▸ **REQUIREMENTS**
Write the data out again in full, with no departure from the original.
****************************************
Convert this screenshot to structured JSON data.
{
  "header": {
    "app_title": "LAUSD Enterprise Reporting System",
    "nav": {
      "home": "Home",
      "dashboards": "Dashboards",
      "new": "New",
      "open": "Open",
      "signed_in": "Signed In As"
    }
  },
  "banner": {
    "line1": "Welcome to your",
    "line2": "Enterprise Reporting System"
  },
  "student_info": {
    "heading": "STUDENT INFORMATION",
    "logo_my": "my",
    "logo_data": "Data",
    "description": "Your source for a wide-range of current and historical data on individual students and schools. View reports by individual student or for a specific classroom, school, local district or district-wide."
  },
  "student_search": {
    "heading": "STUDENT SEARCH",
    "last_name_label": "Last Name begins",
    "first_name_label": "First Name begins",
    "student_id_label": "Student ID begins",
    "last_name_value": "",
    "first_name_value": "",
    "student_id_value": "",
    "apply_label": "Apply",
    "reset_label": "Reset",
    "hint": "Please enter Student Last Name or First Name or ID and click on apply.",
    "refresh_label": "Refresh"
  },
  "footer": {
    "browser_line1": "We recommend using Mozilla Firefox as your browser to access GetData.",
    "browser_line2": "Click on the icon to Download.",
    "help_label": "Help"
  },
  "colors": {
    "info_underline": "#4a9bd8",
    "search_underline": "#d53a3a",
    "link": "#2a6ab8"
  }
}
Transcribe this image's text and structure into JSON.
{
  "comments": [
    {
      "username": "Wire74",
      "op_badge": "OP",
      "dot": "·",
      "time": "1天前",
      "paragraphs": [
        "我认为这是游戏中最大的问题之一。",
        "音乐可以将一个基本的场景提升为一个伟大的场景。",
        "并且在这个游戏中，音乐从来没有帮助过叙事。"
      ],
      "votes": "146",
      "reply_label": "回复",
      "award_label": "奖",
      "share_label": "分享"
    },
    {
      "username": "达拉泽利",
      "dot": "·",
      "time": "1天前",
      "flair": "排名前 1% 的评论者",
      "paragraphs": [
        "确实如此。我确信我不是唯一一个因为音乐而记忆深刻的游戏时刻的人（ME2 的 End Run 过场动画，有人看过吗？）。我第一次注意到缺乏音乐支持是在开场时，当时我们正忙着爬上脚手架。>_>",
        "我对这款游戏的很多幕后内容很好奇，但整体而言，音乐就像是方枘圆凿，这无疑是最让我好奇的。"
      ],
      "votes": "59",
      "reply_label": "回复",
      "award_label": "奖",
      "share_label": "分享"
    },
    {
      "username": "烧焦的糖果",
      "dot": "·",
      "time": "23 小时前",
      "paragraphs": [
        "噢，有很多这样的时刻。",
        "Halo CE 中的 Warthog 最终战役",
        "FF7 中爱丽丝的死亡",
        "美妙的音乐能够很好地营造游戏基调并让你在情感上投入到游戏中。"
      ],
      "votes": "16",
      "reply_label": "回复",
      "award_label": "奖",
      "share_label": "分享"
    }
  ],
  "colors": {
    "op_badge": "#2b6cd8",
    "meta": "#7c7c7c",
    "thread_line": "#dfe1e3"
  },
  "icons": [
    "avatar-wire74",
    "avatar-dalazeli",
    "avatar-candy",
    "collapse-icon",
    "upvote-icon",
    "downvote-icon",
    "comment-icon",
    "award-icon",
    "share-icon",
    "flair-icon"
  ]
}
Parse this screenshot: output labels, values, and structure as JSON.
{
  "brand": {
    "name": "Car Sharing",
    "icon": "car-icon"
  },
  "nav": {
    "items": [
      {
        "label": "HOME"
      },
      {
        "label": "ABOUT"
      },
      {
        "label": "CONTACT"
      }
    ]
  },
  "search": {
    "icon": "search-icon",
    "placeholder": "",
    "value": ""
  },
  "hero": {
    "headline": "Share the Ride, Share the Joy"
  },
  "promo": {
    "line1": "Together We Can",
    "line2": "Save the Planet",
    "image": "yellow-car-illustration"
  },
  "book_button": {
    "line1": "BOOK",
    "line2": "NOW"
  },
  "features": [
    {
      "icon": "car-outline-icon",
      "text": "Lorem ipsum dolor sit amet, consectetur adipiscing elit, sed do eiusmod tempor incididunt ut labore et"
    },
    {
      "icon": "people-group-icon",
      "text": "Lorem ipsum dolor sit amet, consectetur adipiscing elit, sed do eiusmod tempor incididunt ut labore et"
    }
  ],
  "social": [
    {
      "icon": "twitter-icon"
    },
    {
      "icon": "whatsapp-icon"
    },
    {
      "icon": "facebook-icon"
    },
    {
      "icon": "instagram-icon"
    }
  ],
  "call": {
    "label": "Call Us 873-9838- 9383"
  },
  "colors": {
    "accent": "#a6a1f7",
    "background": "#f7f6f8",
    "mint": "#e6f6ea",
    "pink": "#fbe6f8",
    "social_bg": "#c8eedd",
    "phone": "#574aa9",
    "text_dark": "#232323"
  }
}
****************************************
▸ **RESULT OF THE TASK**
Convert this screenshot to structured JSON data.
{
  "header": {
    "app_title": "LAUSD Enterprise Reporting System",
    "nav": {
      "home": "Home",
      "dashboards": "Dashboards",
      "new": "New",
      "open": "Open",
      "signed_in": "Signed In As"
    }
  },
  "banner": {
    "line1": "Welcome to your",
    "line2": "Enterprise Reporting System"
  },
  "student_info": {
    "heading": "STUDENT INFORMATION",
    "logo_my": "my",
    "logo_data": "Data",
    "description": "Your source for a wide-range of current and historical data on individual students and schools. View reports by individual student or for a specific classroom, school, local district or district-wide."
  },
  "student_search": {
    "heading": "STUDENT SEARCH",
    "last_name_label": "Last Name begins",
    "first_name_label": "First Name begins",
    "student_id_label": "Student ID begins",
    "last_name_value": "",
    "first_name_value": "",
    "student_id_value": "",
    "apply_label": "Apply",
    "reset_label": "Reset",
    "hint": "Please enter Student Last Name or First Name or ID and click on apply.",
    "refresh_label": "Refresh"
  },
  "footer": {
    "browser_line1": "We recommend using Mozilla Firefox as your browser to access GetData.",
    "browser_line2": "Click on the icon to Download.",
    "help_label": "Help"
  },
  "colors": {
    "info_underline": "#4a9bd8",
    "search_underline": "#d53a3a",
    "link": "#2a6ab8"
  }
}
Transcribe this image's text and structure into JSON.
{
  "comments": [
    {
      "username": "Wire74",
      "op_badge": "OP",
      "dot": "·",
      "time": "1天前",
      "paragraphs": [
        "我认为这是游戏中最大的问题之一。",
        "音乐可以将一个基本的场景提升为一个伟大的场景。",
        "并且在这个游戏中，音乐从来没有帮助过叙事。"
      ],
      "votes": "146",
      "reply_label": "回复",
      "award_label": "奖",
      "share_label": "分享"
    },
    {
      "username": "达拉泽利",
      "dot": "·",
      "time": "1天前",
      "flair": "排名前 1% 的评论者",
      "paragraphs": [
        "确实如此。我确信我不是唯一一个因为音乐而记忆深刻的游戏时刻的人（ME2 的 End Run 过场动画，有人看过吗？）。我第一次注意到缺乏音乐支持是在开场时，当时我们正忙着爬上脚手架。>_>",
        "我对这款游戏的很多幕后内容很好奇，但整体而言，音乐就像是方枘圆凿，这无疑是最让我好奇的。"
      ],
      "votes": "59",
      "reply_label": "回复",
      "award_label": "奖",
      "share_label": "分享"
    },
    {
      "username": "烧焦的糖果",
      "dot": "·",
      "time": "23 小时前",
      "paragraphs": [
        "噢，有很多这样的时刻。",
        "Halo CE 中的 Warthog 最终战役",
        "FF7 中爱丽丝的死亡",
        "美妙的音乐能够很好地营造游戏基调并让你在情感上投入到游戏中。"
      ],
      "votes": "16",
      "reply_label": "回复",
      "award_label": "奖",
      "share_label": "分享"
    }
  ],
  "colors": {
    "op_badge": "#2b6cd8",
    "meta": "#7c7c7c",
    "thread_line": "#dfe1e3"
  },
  "icons": [
    "avatar-wire74",
    "avatar-dalazeli",
    "avatar-candy",
    "collapse-icon",
    "upvote-icon",
    "downvote-icon",
    "comment-icon",
    "award-icon",
    "share-icon",
    "flair-icon"
  ]
}
Parse this screenshot: output labels, values, and structure as JSON.
{
  "brand": {
    "name": "Car Sharing",
    "icon": "car-icon"
  },
  "nav": {
    "items": [
      {
        "label": "HOME"
      },
      {
        "label": "ABOUT"
      },
      {
        "label": "CONTACT"
      }
    ]
  },
  "search": {
    "icon": "search-icon",
    "placeholder": "",
    "value": ""
  },
  "hero": {
    "headline": "Share the Ride, Share the Joy"
  },
  "promo": {
    "line1": "Together We Can",
    "line2": "Save the Planet",
    "image": "yellow-car-illustration"
  },
  "book_button": {
    "line1": "BOOK",
    "line2": "NOW"
  },
  "features": [
    {
      "icon": "car-outline-icon",
      "text": "Lorem ipsum dolor sit amet, consectetur adipiscing elit, sed do eiusmod tempor incididunt ut labore et"
    },
    {
      "icon": "people-group-icon",
      "text": "Lorem ipsum dolor sit amet, consectetur adipiscing elit, sed do eiusmod tempor incididunt ut labore et"
    }
  ],
  "social": [
    {
      "icon": "twitter-icon"
    },
    {
      "icon": "whatsapp-icon"
    },
    {
      "icon": "facebook-icon"
    },
    {
      "icon": "instagram-icon"
    }
  ],
  "call": {
    "label": "Call Us 873-9838- 9383"
  },
  "colors": {
    "accent": "#a6a1f7",
    "background": "#f7f6f8",
    "mint": "#e6f6ea",
    "pink": "#fbe6f8",
    "social_bg": "#c8eedd",
    "phone": "#574aa9",
    "text_dark": "#232323"
  }
}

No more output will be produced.